===== Rows

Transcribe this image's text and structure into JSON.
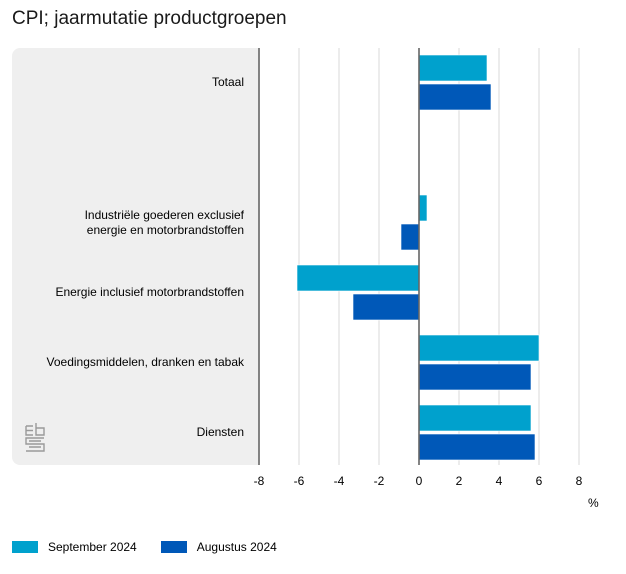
{
  "header": {
    "title": "CPI; jaarmutatie productgroepen"
  },
  "colors": {
    "september": "#00a1cd",
    "augustus": "#0058b8",
    "panel": "#efefef",
    "grid": "#d9d9d9",
    "axis": "#666666"
  },
  "logo": {
    "name": "cbs-logo",
    "text": "cbs"
  },
  "chart_data": {
    "type": "bar",
    "orientation": "horizontal",
    "title": "CPI; jaarmutatie productgroepen",
    "categories": [
      "Totaal",
      "",
      "Industriële goederen exclusief energie en motorbrandstoffen",
      "Energie inclusief motorbrandstoffen",
      "Voedingsmiddelen, dranken en tabak",
      "Diensten"
    ],
    "category_lines": [
      [
        "Totaal"
      ],
      [],
      [
        "Industriële goederen exclusief",
        "energie en motorbrandstoffen"
      ],
      [
        "Energie inclusief motorbrandstoffen"
      ],
      [
        "Voedingsmiddelen, dranken en tabak"
      ],
      [
        "Diensten"
      ]
    ],
    "series": [
      {
        "name": "September 2024",
        "color": "#00a1cd",
        "values": [
          3.4,
          null,
          0.4,
          -6.1,
          6.0,
          5.6
        ]
      },
      {
        "name": "Augustus 2024",
        "color": "#0058b8",
        "values": [
          3.6,
          null,
          -0.9,
          -3.3,
          5.6,
          5.8
        ]
      }
    ],
    "xlabel": "%",
    "xlim": [
      -8,
      8
    ],
    "xticks": [
      -8,
      -6,
      -4,
      -2,
      0,
      2,
      4,
      6,
      8
    ],
    "xtick_labels": [
      "-8",
      "-6",
      "-4",
      "-2",
      "0",
      "2",
      "4",
      "6",
      "8"
    ],
    "grid": true,
    "legend": "bottom-left"
  },
  "legend": {
    "items": [
      {
        "label": "September 2024"
      },
      {
        "label": "Augustus 2024"
      }
    ]
  }
}
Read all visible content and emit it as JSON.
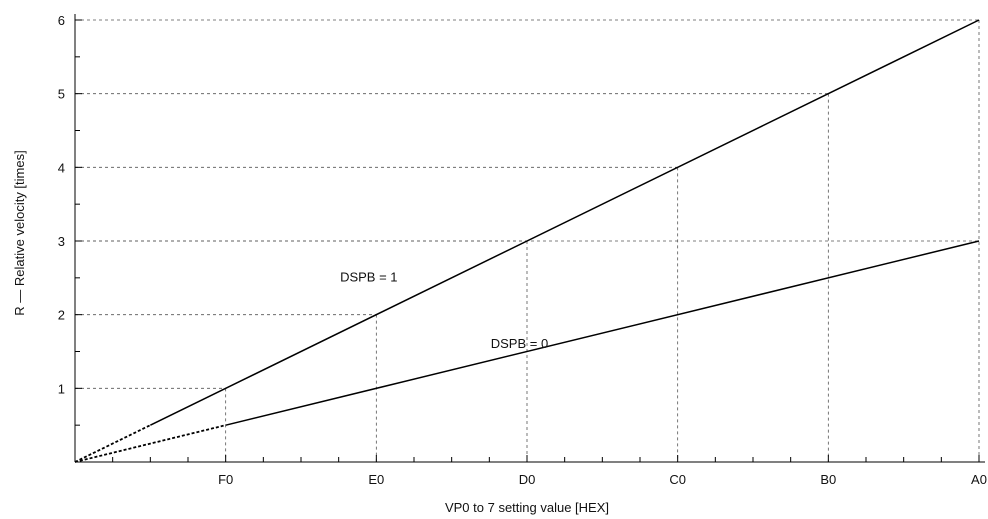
{
  "chart_data": {
    "type": "line",
    "title": "",
    "xlabel": "VP0 to 7 setting value [HEX]",
    "ylabel": "R — Relative velocity [times]",
    "x_categories": [
      "",
      "F0",
      "E0",
      "D0",
      "C0",
      "B0",
      "A0"
    ],
    "xlim": [
      0,
      6
    ],
    "ylim": [
      0,
      6
    ],
    "y_ticks": [
      1,
      2,
      3,
      4,
      5,
      6
    ],
    "grid": "dashed guide lines at integer/half values",
    "series": [
      {
        "name": "DSPB = 1",
        "points": [
          [
            0,
            0
          ],
          [
            1,
            1
          ],
          [
            2,
            2
          ],
          [
            3,
            3
          ],
          [
            4,
            4
          ],
          [
            5,
            5
          ],
          [
            6,
            6
          ]
        ],
        "dashed_until_x": 0.5
      },
      {
        "name": "DSPB = 0",
        "points": [
          [
            0,
            0
          ],
          [
            1,
            0.5
          ],
          [
            2,
            1
          ],
          [
            3,
            1.5
          ],
          [
            4,
            2
          ],
          [
            5,
            2.5
          ],
          [
            6,
            3
          ]
        ],
        "dashed_until_x": 1
      }
    ]
  }
}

==========

_What you should do:_ Repeat the records word for word. Any picture in them should be left out.

_Result of this task:_
Transcribe this image's text and structure into JSON.
{
  "header": {
    "title": "CPI; jaarmutatie productgroepen"
  },
  "colors": {
    "september": "#00a1cd",
    "augustus": "#0058b8",
    "panel": "#efefef",
    "grid": "#d9d9d9",
    "axis": "#666666"
  },
  "logo": {
    "name": "cbs-logo",
    "text": "cbs"
  },
  "chart_data": {
    "type": "bar",
    "orientation": "horizontal",
    "title": "CPI; jaarmutatie productgroepen",
    "categories": [
      "Totaal",
      "",
      "Industriële goederen exclusief energie en motorbrandstoffen",
      "Energie inclusief motorbrandstoffen",
      "Voedingsmiddelen, dranken en tabak",
      "Diensten"
    ],
    "category_lines": [
      [
        "Totaal"
      ],
      [],
      [
        "Industriële goederen exclusief",
        "energie en motorbrandstoffen"
      ],
      [
        "Energie inclusief motorbrandstoffen"
      ],
      [
        "Voedingsmiddelen, dranken en tabak"
      ],
      [
        "Diensten"
      ]
    ],
    "series": [
      {
        "name": "September 2024",
        "color": "#00a1cd",
        "values": [
          3.4,
          null,
          0.4,
          -6.1,
          6.0,
          5.6
        ]
      },
      {
        "name": "Augustus 2024",
        "color": "#0058b8",
        "values": [
          3.6,
          null,
          -0.9,
          -3.3,
          5.6,
          5.8
        ]
      }
    ],
    "xlabel": "%",
    "xlim": [
      -8,
      8
    ],
    "xticks": [
      -8,
      -6,
      -4,
      -2,
      0,
      2,
      4,
      6,
      8
    ],
    "xtick_labels": [
      "-8",
      "-6",
      "-4",
      "-2",
      "0",
      "2",
      "4",
      "6",
      "8"
    ],
    "grid": true,
    "legend": "bottom-left"
  },
  "legend": {
    "items": [
      {
        "label": "September 2024"
      },
      {
        "label": "Augustus 2024"
      }
    ]
  }
}
Read all visible content and emit it as JSON.
{
  "chart_data": {
    "type": "line",
    "title": "",
    "xlabel": "VP0 to 7 setting value [HEX]",
    "ylabel": "R — Relative velocity [times]",
    "x_categories": [
      "",
      "F0",
      "E0",
      "D0",
      "C0",
      "B0",
      "A0"
    ],
    "xlim": [
      0,
      6
    ],
    "ylim": [
      0,
      6
    ],
    "y_ticks": [
      1,
      2,
      3,
      4,
      5,
      6
    ],
    "grid": "dashed guide lines at integer/half values",
    "series": [
      {
        "name": "DSPB = 1",
        "points": [
          [
            0,
            0
          ],
          [
            1,
            1
          ],
          [
            2,
            2
          ],
          [
            3,
            3
          ],
          [
            4,
            4
          ],
          [
            5,
            5
          ],
          [
            6,
            6
          ]
        ],
        "dashed_until_x": 0.5
      },
      {
        "name": "DSPB = 0",
        "points": [
          [
            0,
            0
          ],
          [
            1,
            0.5
          ],
          [
            2,
            1
          ],
          [
            3,
            1.5
          ],
          [
            4,
            2
          ],
          [
            5,
            2.5
          ],
          [
            6,
            3
          ]
        ],
        "dashed_until_x": 1
      }
    ]
  }
}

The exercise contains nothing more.